State only how many lines below include the string "ΔΗΜΗΤΡΙΟΣ".
── Listed records
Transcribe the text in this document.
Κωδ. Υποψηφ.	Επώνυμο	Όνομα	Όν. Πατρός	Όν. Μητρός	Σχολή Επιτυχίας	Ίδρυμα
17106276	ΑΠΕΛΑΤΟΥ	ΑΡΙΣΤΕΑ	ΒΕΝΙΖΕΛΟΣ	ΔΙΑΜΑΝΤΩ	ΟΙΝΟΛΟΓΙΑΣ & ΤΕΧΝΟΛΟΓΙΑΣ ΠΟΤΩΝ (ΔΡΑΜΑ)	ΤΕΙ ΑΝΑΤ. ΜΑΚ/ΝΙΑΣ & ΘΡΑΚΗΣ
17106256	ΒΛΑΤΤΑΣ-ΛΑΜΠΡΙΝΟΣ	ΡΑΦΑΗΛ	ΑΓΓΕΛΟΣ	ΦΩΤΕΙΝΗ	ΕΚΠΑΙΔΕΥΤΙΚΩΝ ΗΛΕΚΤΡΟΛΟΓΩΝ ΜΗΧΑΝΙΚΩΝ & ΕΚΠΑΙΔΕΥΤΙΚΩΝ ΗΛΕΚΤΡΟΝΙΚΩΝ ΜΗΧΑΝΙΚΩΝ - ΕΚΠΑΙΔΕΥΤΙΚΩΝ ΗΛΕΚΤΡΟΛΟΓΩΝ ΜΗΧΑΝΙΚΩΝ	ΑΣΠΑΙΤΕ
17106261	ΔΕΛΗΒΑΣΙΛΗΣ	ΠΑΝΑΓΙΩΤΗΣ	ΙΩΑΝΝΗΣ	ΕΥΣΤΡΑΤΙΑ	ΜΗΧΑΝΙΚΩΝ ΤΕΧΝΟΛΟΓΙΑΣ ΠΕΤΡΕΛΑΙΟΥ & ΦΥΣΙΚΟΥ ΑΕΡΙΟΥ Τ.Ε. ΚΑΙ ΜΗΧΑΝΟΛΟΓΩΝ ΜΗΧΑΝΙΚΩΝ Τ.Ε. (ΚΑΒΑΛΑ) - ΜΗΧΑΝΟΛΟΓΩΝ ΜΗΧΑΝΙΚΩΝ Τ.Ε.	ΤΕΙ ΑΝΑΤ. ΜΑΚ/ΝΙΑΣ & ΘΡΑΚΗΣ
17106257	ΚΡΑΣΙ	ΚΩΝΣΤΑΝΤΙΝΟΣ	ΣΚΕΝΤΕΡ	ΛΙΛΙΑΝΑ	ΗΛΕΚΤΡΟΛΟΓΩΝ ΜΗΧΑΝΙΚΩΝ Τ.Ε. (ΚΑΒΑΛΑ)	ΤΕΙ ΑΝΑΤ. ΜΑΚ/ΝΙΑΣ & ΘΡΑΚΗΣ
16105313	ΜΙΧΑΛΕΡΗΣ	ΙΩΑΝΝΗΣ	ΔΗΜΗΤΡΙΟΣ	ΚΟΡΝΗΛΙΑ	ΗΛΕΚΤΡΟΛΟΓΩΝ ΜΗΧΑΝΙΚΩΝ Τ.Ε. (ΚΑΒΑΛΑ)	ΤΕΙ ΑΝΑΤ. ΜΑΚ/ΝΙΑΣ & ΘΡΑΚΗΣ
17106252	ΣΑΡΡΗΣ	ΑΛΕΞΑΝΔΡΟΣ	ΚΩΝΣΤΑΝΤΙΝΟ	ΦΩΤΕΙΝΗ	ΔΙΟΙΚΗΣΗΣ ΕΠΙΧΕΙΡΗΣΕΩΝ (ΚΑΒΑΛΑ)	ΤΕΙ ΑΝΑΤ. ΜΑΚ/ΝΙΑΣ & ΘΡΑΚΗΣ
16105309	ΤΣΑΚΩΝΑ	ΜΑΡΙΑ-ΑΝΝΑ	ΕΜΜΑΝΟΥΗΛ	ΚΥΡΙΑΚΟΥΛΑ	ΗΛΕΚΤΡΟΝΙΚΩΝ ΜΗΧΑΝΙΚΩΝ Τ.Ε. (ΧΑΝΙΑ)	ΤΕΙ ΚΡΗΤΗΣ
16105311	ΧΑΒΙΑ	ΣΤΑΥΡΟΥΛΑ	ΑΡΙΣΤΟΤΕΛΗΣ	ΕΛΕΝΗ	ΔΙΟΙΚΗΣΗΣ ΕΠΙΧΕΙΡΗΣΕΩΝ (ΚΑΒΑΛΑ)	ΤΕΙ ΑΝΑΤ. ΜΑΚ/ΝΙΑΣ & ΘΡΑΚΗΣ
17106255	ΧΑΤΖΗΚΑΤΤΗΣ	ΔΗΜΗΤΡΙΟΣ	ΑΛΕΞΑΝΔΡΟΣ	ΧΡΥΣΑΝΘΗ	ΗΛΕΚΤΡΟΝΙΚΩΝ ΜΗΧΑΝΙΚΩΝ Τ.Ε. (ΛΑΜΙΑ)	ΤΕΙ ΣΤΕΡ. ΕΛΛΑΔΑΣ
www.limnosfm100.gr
────
■ **Task answer**
2